--- BEGIN The data ---
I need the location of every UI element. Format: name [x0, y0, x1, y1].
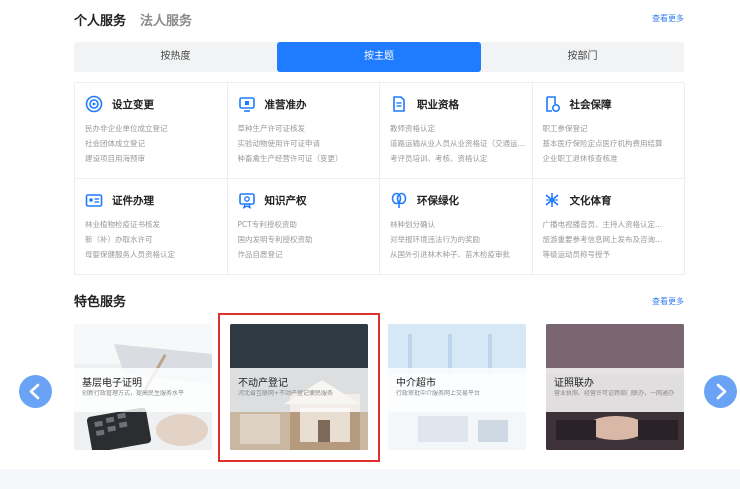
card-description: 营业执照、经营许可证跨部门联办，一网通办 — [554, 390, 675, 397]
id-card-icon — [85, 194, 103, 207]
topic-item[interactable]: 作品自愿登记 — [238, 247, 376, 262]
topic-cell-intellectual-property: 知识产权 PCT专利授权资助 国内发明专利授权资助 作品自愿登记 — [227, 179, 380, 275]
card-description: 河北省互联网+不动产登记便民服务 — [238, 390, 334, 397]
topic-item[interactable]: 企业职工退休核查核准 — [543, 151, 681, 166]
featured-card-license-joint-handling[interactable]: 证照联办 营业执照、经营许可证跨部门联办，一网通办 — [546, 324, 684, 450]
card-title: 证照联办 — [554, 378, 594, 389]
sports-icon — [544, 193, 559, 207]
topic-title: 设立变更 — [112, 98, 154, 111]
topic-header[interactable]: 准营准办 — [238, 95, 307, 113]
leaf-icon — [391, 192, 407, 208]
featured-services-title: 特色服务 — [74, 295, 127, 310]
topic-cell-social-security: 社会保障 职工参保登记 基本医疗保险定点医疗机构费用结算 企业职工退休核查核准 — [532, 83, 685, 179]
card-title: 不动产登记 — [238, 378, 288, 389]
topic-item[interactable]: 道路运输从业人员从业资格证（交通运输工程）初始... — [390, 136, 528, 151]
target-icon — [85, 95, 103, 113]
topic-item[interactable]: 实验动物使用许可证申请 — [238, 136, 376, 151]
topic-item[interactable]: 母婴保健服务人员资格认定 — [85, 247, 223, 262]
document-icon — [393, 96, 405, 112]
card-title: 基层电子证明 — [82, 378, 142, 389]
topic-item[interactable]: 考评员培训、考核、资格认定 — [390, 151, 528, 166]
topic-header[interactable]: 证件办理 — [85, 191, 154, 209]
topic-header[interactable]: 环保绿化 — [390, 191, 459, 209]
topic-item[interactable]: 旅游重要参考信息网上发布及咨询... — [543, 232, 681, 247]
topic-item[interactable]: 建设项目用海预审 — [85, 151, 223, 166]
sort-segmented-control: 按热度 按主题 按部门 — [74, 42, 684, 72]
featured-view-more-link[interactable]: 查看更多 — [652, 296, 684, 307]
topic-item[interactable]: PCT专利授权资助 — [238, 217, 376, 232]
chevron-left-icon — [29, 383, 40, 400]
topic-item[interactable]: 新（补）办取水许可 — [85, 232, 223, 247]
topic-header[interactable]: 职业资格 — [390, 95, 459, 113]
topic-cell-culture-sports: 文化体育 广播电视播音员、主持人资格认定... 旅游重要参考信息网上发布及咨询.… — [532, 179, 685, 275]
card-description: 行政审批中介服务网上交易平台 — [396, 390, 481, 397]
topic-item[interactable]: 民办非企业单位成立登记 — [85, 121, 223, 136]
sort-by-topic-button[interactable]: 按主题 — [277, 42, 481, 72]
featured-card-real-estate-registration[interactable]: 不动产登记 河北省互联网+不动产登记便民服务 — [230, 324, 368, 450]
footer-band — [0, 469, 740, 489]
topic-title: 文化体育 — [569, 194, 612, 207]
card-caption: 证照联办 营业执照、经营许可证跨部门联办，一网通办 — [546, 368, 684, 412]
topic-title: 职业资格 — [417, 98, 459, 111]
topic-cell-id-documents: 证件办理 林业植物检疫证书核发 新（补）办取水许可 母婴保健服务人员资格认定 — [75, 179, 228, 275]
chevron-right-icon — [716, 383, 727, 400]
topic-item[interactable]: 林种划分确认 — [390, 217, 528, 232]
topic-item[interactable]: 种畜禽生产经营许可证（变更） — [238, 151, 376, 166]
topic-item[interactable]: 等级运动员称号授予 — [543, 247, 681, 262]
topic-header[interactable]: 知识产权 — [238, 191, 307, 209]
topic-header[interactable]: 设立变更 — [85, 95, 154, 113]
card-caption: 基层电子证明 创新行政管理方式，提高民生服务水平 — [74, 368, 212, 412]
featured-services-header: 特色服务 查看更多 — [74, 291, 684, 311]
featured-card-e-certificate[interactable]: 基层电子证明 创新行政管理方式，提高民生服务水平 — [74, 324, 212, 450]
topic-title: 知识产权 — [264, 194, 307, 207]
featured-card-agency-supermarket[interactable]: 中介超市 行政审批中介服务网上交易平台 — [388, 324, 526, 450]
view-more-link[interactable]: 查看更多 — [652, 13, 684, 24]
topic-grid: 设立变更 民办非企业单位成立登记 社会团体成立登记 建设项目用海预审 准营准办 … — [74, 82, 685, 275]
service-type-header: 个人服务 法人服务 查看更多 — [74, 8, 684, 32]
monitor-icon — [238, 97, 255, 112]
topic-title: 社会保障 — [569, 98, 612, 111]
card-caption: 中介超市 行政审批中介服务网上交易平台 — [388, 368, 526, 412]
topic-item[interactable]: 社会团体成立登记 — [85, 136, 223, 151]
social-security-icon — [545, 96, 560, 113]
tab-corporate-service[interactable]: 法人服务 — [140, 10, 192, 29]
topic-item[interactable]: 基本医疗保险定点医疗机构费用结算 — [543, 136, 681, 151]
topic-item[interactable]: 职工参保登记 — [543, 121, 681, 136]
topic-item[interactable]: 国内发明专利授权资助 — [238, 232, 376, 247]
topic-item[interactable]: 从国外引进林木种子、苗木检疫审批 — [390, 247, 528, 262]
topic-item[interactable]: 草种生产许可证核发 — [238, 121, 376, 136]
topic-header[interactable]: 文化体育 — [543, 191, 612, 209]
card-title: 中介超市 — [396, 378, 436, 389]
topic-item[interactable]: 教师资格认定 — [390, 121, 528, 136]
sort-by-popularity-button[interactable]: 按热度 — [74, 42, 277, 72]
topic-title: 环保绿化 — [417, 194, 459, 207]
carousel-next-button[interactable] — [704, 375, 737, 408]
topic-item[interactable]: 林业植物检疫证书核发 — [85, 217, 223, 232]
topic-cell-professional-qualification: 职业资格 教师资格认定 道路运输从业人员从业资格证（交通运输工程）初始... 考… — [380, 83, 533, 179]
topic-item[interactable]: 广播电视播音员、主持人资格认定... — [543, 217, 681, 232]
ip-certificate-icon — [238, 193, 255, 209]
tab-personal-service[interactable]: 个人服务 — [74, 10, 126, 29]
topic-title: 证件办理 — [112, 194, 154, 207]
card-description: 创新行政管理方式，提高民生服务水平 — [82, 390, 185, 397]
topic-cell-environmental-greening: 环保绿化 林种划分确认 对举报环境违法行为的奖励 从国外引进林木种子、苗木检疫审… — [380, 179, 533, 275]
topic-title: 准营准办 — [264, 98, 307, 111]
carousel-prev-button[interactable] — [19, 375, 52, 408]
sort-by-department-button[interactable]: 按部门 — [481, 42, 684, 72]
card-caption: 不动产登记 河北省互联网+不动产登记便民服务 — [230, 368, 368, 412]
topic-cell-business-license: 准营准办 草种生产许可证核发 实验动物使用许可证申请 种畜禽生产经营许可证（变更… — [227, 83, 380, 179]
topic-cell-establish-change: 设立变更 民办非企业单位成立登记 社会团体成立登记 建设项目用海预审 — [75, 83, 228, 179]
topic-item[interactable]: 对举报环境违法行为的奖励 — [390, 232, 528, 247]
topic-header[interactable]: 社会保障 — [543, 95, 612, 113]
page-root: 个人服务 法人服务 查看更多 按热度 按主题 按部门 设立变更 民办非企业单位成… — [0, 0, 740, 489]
--- END The data ---
--- BEGIN The data ---
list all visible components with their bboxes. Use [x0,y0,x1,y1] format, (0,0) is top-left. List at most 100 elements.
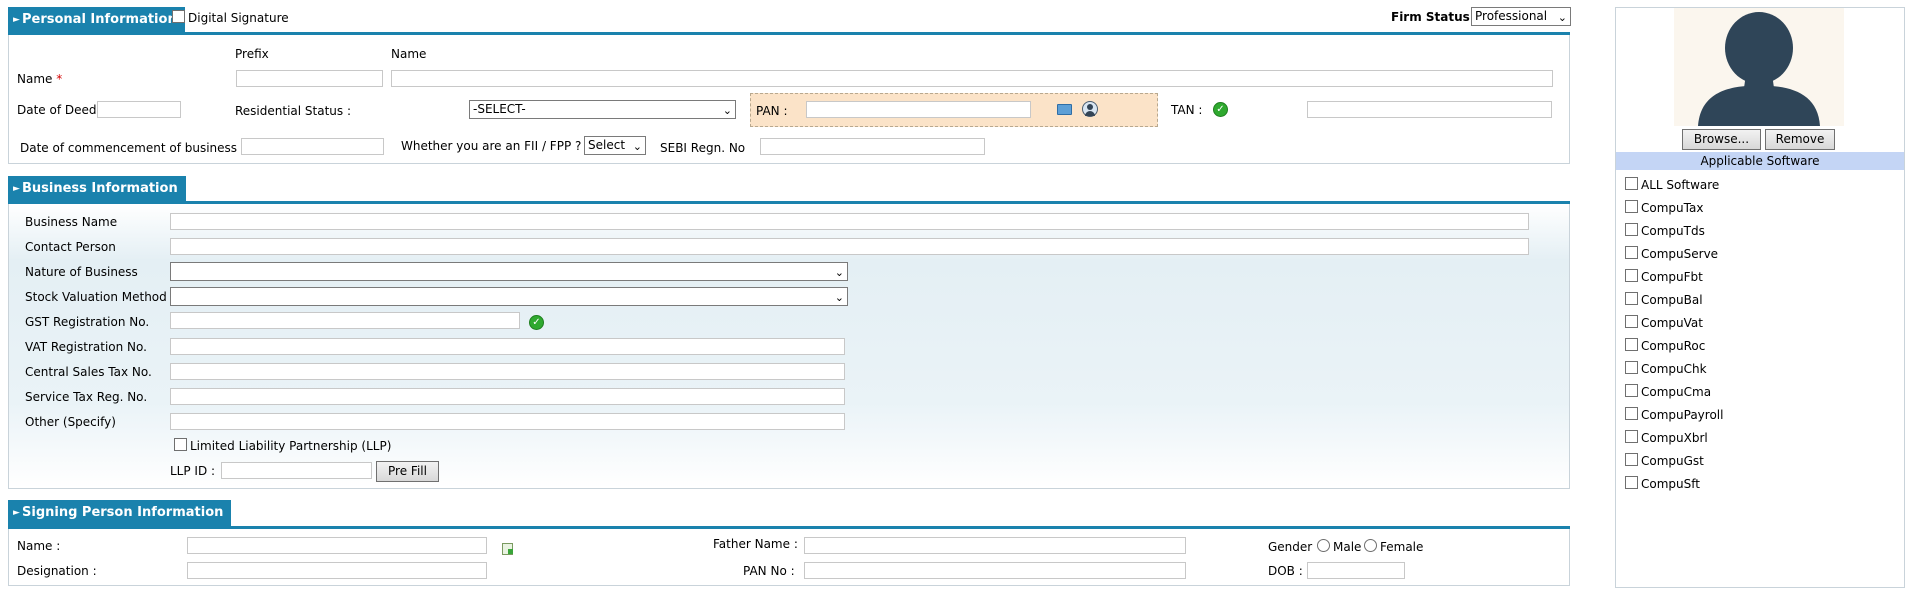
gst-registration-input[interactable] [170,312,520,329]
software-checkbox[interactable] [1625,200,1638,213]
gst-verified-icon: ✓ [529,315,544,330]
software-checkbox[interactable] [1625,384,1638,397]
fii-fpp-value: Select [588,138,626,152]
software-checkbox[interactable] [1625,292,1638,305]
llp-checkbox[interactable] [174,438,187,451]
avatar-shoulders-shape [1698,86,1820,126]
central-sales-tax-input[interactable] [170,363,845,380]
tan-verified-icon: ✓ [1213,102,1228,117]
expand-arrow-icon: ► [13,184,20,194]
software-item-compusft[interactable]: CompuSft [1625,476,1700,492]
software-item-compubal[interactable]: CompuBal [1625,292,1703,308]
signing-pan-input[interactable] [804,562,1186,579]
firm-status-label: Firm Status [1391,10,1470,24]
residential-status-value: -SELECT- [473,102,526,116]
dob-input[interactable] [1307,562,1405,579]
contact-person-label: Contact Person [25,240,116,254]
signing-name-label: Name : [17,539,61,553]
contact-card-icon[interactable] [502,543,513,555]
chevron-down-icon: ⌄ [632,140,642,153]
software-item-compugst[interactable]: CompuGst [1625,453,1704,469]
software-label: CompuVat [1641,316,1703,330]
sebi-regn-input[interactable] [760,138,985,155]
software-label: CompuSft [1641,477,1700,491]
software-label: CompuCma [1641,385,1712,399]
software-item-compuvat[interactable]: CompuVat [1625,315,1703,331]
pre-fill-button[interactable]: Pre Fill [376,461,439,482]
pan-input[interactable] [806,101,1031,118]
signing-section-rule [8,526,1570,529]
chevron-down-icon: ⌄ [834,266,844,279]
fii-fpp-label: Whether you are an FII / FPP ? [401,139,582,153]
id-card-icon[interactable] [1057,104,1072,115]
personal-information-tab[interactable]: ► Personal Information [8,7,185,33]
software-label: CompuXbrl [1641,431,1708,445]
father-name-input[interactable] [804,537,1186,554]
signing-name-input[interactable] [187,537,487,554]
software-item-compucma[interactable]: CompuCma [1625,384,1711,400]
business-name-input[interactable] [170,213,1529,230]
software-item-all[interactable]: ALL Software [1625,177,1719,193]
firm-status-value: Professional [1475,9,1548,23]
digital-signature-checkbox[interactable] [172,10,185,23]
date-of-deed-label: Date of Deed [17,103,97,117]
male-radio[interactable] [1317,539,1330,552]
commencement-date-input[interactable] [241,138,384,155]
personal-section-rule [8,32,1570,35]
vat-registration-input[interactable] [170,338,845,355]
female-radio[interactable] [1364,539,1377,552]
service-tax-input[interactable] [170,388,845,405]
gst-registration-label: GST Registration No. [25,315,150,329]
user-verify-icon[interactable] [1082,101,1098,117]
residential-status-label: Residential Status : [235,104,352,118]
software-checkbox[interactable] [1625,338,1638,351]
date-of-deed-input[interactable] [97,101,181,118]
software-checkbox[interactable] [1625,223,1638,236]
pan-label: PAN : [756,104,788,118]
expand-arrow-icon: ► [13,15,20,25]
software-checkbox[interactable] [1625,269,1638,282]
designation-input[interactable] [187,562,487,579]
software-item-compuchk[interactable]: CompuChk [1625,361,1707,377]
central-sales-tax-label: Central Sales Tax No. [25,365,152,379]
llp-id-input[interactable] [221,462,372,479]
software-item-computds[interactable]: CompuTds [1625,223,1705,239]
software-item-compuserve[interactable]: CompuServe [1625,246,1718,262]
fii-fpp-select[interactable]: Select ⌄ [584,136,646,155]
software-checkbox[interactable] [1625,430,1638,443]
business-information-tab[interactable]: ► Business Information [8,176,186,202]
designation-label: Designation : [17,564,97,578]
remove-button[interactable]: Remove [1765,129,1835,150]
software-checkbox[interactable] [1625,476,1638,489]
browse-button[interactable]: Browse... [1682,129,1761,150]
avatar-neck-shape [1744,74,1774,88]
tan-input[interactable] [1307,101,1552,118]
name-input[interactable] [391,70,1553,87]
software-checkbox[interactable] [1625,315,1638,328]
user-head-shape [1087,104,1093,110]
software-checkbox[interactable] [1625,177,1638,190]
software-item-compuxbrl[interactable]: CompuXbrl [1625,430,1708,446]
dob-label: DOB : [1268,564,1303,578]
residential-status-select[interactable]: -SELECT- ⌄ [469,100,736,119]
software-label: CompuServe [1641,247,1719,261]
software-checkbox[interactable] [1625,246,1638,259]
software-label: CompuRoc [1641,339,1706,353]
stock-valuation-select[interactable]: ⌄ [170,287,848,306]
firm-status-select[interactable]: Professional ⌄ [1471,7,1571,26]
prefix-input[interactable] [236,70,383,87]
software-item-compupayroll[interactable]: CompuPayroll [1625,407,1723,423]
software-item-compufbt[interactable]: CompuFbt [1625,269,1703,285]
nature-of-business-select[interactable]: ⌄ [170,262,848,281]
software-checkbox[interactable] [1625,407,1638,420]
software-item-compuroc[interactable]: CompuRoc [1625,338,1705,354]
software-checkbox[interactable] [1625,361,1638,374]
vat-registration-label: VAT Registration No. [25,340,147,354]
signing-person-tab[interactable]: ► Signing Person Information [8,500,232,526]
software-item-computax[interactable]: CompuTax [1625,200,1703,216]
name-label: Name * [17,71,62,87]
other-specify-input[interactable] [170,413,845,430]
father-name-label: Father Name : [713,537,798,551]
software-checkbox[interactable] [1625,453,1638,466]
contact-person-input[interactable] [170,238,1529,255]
--- END The data ---
--- BEGIN The data ---
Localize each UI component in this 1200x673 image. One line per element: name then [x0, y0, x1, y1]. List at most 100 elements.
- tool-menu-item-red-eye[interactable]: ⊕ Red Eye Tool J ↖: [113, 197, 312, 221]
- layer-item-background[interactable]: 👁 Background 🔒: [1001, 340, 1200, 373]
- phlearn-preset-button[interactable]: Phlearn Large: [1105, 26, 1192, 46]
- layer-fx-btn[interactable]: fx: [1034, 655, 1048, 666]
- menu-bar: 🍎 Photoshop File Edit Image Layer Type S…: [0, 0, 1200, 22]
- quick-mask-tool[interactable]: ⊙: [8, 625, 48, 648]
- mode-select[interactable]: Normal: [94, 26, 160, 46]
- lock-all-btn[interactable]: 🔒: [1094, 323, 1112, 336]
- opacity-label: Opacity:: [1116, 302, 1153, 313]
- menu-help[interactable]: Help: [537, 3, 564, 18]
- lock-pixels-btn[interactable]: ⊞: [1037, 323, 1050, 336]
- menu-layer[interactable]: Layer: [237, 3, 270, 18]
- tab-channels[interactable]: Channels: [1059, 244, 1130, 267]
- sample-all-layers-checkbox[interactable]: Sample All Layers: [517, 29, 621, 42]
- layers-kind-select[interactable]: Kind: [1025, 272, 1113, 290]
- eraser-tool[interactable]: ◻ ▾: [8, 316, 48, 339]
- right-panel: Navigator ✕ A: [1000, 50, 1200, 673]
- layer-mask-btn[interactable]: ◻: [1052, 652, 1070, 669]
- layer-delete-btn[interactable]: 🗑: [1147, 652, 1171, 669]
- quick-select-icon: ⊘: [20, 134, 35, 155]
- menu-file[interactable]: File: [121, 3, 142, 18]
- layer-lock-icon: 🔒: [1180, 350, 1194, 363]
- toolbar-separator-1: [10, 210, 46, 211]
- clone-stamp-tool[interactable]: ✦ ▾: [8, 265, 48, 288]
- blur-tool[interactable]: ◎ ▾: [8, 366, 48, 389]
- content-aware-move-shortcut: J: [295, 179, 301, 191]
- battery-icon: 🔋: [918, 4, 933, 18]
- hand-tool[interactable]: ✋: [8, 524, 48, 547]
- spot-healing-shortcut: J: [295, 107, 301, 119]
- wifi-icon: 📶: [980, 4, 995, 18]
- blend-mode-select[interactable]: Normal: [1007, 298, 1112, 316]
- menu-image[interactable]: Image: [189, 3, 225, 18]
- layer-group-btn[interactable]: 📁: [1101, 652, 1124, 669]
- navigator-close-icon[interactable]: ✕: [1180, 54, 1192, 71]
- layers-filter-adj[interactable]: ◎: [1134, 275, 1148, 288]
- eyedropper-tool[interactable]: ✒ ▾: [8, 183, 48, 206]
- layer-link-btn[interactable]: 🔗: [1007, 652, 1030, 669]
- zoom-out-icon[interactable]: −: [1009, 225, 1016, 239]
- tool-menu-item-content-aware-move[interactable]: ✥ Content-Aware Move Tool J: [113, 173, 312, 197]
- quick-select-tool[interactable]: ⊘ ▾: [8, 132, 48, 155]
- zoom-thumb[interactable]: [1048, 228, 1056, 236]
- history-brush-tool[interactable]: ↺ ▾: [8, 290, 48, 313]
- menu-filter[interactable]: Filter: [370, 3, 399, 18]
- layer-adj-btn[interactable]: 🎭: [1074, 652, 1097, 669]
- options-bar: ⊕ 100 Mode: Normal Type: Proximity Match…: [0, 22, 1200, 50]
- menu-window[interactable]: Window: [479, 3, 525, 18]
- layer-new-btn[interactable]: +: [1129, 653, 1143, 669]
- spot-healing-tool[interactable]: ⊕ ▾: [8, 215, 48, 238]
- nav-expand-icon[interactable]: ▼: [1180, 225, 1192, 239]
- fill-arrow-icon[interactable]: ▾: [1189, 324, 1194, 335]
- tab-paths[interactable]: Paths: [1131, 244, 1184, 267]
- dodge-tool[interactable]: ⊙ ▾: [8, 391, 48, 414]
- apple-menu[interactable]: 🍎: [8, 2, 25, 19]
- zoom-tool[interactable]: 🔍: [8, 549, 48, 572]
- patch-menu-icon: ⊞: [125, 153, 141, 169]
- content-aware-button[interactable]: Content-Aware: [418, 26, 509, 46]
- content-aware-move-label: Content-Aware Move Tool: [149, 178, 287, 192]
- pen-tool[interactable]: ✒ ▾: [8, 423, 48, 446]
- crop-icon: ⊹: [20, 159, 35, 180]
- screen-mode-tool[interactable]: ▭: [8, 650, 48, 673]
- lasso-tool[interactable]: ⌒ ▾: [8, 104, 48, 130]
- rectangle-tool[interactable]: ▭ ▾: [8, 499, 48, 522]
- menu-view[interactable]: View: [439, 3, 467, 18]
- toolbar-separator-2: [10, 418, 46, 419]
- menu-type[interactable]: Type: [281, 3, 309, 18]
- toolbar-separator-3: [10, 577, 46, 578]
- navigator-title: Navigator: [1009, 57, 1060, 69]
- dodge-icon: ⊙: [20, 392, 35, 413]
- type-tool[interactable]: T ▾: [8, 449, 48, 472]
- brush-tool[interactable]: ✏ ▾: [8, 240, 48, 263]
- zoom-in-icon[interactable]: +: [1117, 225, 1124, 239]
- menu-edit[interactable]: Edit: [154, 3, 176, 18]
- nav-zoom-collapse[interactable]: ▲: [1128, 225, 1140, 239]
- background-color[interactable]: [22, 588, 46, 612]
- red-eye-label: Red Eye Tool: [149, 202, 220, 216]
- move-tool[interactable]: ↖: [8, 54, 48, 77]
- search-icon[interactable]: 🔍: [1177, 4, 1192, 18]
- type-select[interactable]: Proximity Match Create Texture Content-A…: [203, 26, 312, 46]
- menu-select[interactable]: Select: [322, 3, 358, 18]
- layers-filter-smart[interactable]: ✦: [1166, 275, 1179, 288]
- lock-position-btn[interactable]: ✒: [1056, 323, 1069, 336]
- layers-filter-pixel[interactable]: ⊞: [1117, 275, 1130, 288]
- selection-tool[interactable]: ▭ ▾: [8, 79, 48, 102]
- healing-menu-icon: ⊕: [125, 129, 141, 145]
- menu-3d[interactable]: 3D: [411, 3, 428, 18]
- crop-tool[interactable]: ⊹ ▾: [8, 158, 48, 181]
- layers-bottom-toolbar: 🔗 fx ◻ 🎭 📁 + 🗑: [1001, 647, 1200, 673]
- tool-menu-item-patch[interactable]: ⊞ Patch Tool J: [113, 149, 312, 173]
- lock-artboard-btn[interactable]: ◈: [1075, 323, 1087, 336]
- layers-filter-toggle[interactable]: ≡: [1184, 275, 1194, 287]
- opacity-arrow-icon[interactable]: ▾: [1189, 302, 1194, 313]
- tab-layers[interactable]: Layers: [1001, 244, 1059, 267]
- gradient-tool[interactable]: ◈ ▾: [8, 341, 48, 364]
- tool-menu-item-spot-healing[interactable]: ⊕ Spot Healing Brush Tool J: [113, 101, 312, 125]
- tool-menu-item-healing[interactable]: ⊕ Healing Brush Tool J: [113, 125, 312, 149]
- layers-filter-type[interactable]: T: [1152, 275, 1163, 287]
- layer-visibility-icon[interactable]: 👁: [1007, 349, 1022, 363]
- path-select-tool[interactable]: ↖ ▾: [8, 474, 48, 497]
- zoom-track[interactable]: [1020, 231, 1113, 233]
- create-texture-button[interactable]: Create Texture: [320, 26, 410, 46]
--- END The data ---
--- Directions ---
Rewrite the records from the line with "gst-registration-input[interactable] [170,312,520,329]" to the line with "personal-section-rule [8,32,1570,35]", replacing "software-label" with "product-label" and keeping everything else the same.

--- Task output ---
gst-registration-input[interactable] [170,312,520,329]
software-checkbox[interactable] [1625,200,1638,213]
gst-verified-icon: ✓ [529,315,544,330]
software-checkbox[interactable] [1625,384,1638,397]
fii-fpp-value: Select [588,138,626,152]
software-checkbox[interactable] [1625,292,1638,305]
llp-checkbox[interactable] [174,438,187,451]
avatar-shoulders-shape [1698,86,1820,126]
central-sales-tax-input[interactable] [170,363,845,380]
tan-verified-icon: ✓ [1213,102,1228,117]
expand-arrow-icon: ► [13,184,20,194]
software-item-compusft[interactable]: CompuSft [1625,476,1700,492]
software-item-compubal[interactable]: CompuBal [1625,292,1703,308]
signing-pan-input[interactable] [804,562,1186,579]
firm-status-label: Firm Status [1391,10,1470,24]
residential-status-value: -SELECT- [473,102,526,116]
dob-input[interactable] [1307,562,1405,579]
contact-person-label: Contact Person [25,240,116,254]
signing-name-label: Name : [17,539,61,553]
contact-card-icon[interactable] [502,543,513,555]
chevron-down-icon: ⌄ [632,140,642,153]
software-item-compugst[interactable]: CompuGst [1625,453,1704,469]
product-label: CompuVat [1641,316,1703,330]
sebi-regn-input[interactable] [760,138,985,155]
product-label: CompuSft [1641,477,1700,491]
product-label: CompuCma [1641,385,1712,399]
software-item-compuvat[interactable]: CompuVat [1625,315,1703,331]
pre-fill-button[interactable]: Pre Fill [376,461,439,482]
pan-input[interactable] [806,101,1031,118]
signing-section-rule [8,526,1570,529]
chevron-down-icon: ⌄ [834,266,844,279]
fii-fpp-label: Whether you are an FII / FPP ? [401,139,582,153]
id-card-icon[interactable] [1057,104,1072,115]
personal-information-tab[interactable]: ► Personal Information [8,7,185,33]
product-label: CompuXbrl [1641,431,1708,445]
father-name-input[interactable] [804,537,1186,554]
signing-name-input[interactable] [187,537,487,554]
software-item-compucma[interactable]: CompuCma [1625,384,1711,400]
business-name-input[interactable] [170,213,1529,230]
software-item-all[interactable]: ALL Software [1625,177,1719,193]
firm-status-value: Professional [1475,9,1548,23]
digital-signature-checkbox[interactable] [172,10,185,23]
date-of-deed-label: Date of Deed [17,103,97,117]
male-radio[interactable] [1317,539,1330,552]
commencement-date-input[interactable] [241,138,384,155]
personal-section-rule [8,32,1570,35]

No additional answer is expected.